TASK PROMPT
Transcribe the listing that follows in full, omitting pictures.

DATASET ROWS
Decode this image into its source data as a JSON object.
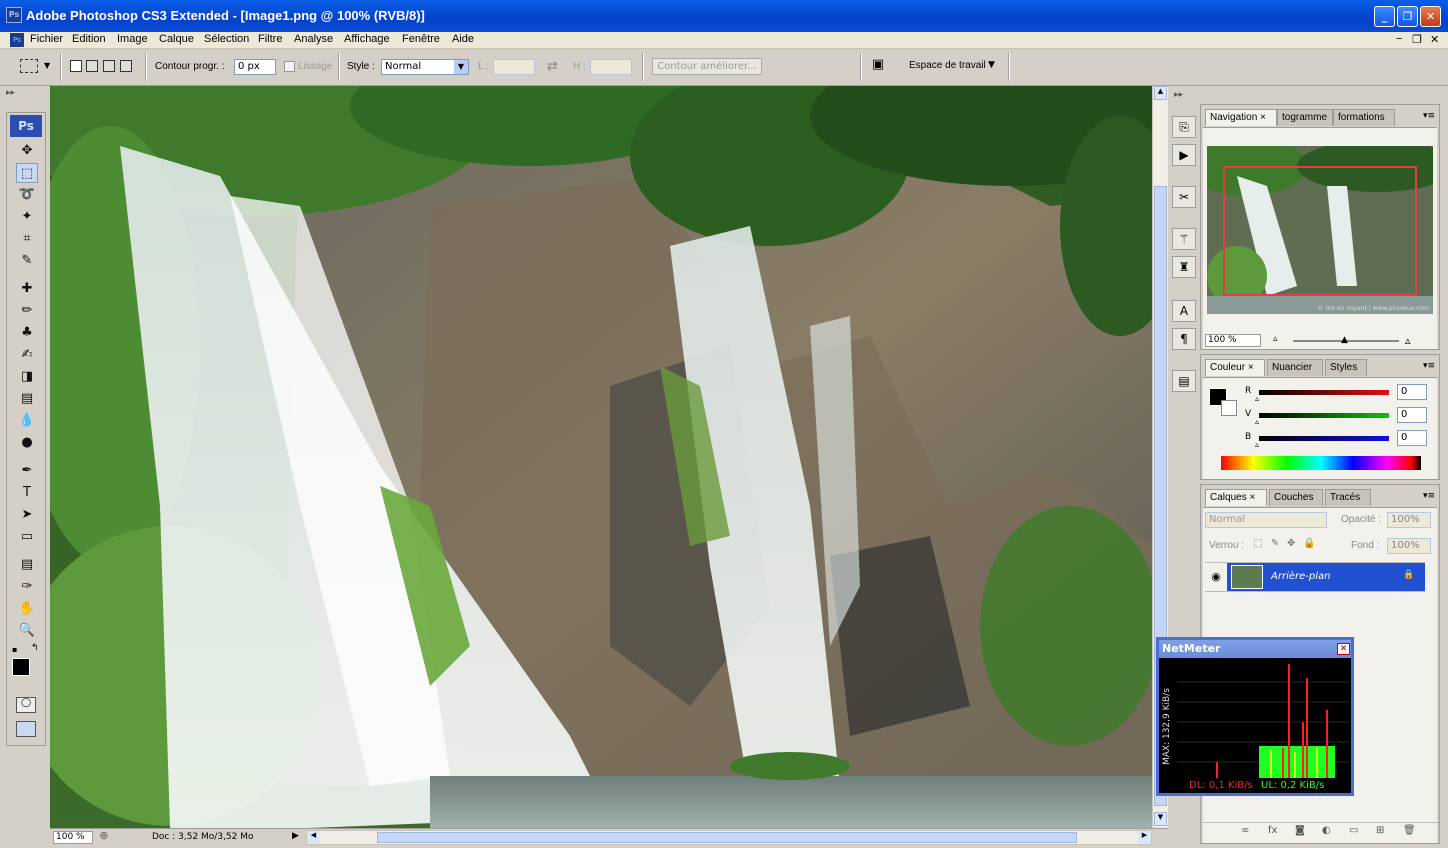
{
  "window": {
    "app_icon": "Ps",
    "title": "Adobe Photoshop CS3 Extended - [Image1.png @ 100% (RVB/8)]",
    "minimize": "_",
    "restore": "❐",
    "close": "✕"
  },
  "menubar": {
    "items": [
      "Fichier",
      "Edition",
      "Image",
      "Calque",
      "Sélection",
      "Filtre",
      "Analyse",
      "Affichage",
      "Fenêtre",
      "Aide"
    ],
    "doc_controls": [
      "−",
      "❐",
      "✕"
    ]
  },
  "options": {
    "feather_label": "Contour progr. :",
    "feather_value": "0 px",
    "antialias_label": "Lissage",
    "style_label": "Style :",
    "style_value": "Normal",
    "width_label": "L :",
    "height_label": "H :",
    "refine_label": "Contour améliorer...",
    "workspace_label": "Espace de travail"
  },
  "toolbox": {
    "logo": "Ps",
    "tools": [
      "move-icon",
      "marquee-icon",
      "lasso-icon",
      "magic-wand-icon",
      "crop-icon",
      "slice-icon",
      "healing-icon",
      "brush-icon",
      "stamp-icon",
      "history-brush-icon",
      "eraser-icon",
      "gradient-icon",
      "blur-icon",
      "dodge-icon",
      "pen-icon",
      "type-icon",
      "path-select-icon",
      "shape-icon",
      "notes-icon",
      "eyedropper-icon",
      "hand-icon",
      "zoom-icon"
    ],
    "glyphs": [
      "✥",
      "⬚",
      "➰",
      "✦",
      "⌗",
      "✎",
      "✚",
      "✏",
      "♣",
      "✍",
      "◨",
      "▤",
      "💧",
      "●",
      "✒",
      "T",
      "➤",
      "▭",
      "▤",
      "✑",
      "✋",
      "🔍"
    ]
  },
  "status": {
    "zoom": "100 %",
    "doc": "Doc : 3,52 Mo/3,52 Mo"
  },
  "navigation": {
    "tabs": [
      "Navigation",
      "togramme",
      "formations"
    ],
    "zoom": "100 %",
    "thumb_caption": "© lire en voyant | www.pluvieux.com"
  },
  "color": {
    "tabs": [
      "Couleur",
      "Nuancier",
      "Styles"
    ],
    "channels": [
      {
        "label": "R",
        "value": "0",
        "color": "#e01010"
      },
      {
        "label": "V",
        "value": "0",
        "color": "#10c010"
      },
      {
        "label": "B",
        "value": "0",
        "color": "#1010e0"
      }
    ]
  },
  "layers": {
    "tabs": [
      "Calques",
      "Couches",
      "Tracés"
    ],
    "blend": "Normal",
    "opacity_label": "Opacité :",
    "opacity": "100%",
    "lock_label": "Verrou :",
    "fill_label": "Fond :",
    "fill": "100%",
    "layer_name": "Arrière-plan",
    "bottom_icons": [
      "link-icon",
      "fx-icon",
      "mask-icon",
      "adjustment-icon",
      "group-icon",
      "new-layer-icon",
      "trash-icon"
    ]
  },
  "netmeter": {
    "title": "NetMeter",
    "max_label": "MAX: 132,9 KiB/s",
    "dl": "DL: 0,1 KiB/s",
    "ul": "UL: 0,2 KiB/s"
  },
  "colors": {
    "accent": "#0a5ee8",
    "layer_selected": "#2150d0",
    "netmeter_dl": "#ff2020",
    "netmeter_ul": "#20ff20"
  }
}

RESULT OF THE EXERCISE
Decode this image into its source data as a JSON object.
{
  "window": {
    "app_icon": "Ps",
    "title": "Adobe Photoshop CS3 Extended - [Image1.png @ 100% (RVB/8)]",
    "minimize": "_",
    "restore": "❐",
    "close": "✕"
  },
  "menubar": {
    "items": [
      "Fichier",
      "Edition",
      "Image",
      "Calque",
      "Sélection",
      "Filtre",
      "Analyse",
      "Affichage",
      "Fenêtre",
      "Aide"
    ],
    "doc_controls": [
      "−",
      "❐",
      "✕"
    ]
  },
  "options": {
    "feather_label": "Contour progr. :",
    "feather_value": "0 px",
    "antialias_label": "Lissage",
    "style_label": "Style :",
    "style_value": "Normal",
    "width_label": "L :",
    "height_label": "H :",
    "refine_label": "Contour améliorer...",
    "workspace_label": "Espace de travail"
  },
  "toolbox": {
    "logo": "Ps",
    "tools": [
      "move-icon",
      "marquee-icon",
      "lasso-icon",
      "magic-wand-icon",
      "crop-icon",
      "slice-icon",
      "healing-icon",
      "brush-icon",
      "stamp-icon",
      "history-brush-icon",
      "eraser-icon",
      "gradient-icon",
      "blur-icon",
      "dodge-icon",
      "pen-icon",
      "type-icon",
      "path-select-icon",
      "shape-icon",
      "notes-icon",
      "eyedropper-icon",
      "hand-icon",
      "zoom-icon"
    ],
    "glyphs": [
      "✥",
      "⬚",
      "➰",
      "✦",
      "⌗",
      "✎",
      "✚",
      "✏",
      "♣",
      "✍",
      "◨",
      "▤",
      "💧",
      "●",
      "✒",
      "T",
      "➤",
      "▭",
      "▤",
      "✑",
      "✋",
      "🔍"
    ]
  },
  "status": {
    "zoom": "100 %",
    "doc": "Doc : 3,52 Mo/3,52 Mo"
  },
  "navigation": {
    "tabs": [
      "Navigation",
      "togramme",
      "formations"
    ],
    "zoom": "100 %",
    "thumb_caption": "© lire en voyant | www.pluvieux.com"
  },
  "color": {
    "tabs": [
      "Couleur",
      "Nuancier",
      "Styles"
    ],
    "channels": [
      {
        "label": "R",
        "value": "0",
        "color": "#e01010"
      },
      {
        "label": "V",
        "value": "0",
        "color": "#10c010"
      },
      {
        "label": "B",
        "value": "0",
        "color": "#1010e0"
      }
    ]
  },
  "layers": {
    "tabs": [
      "Calques",
      "Couches",
      "Tracés"
    ],
    "blend": "Normal",
    "opacity_label": "Opacité :",
    "opacity": "100%",
    "lock_label": "Verrou :",
    "fill_label": "Fond :",
    "fill": "100%",
    "layer_name": "Arrière-plan",
    "bottom_icons": [
      "link-icon",
      "fx-icon",
      "mask-icon",
      "adjustment-icon",
      "group-icon",
      "new-layer-icon",
      "trash-icon"
    ]
  },
  "netmeter": {
    "title": "NetMeter",
    "max_label": "MAX: 132,9 KiB/s",
    "dl": "DL: 0,1 KiB/s",
    "ul": "UL: 0,2 KiB/s"
  },
  "colors": {
    "accent": "#0a5ee8",
    "layer_selected": "#2150d0",
    "netmeter_dl": "#ff2020",
    "netmeter_ul": "#20ff20"
  }
}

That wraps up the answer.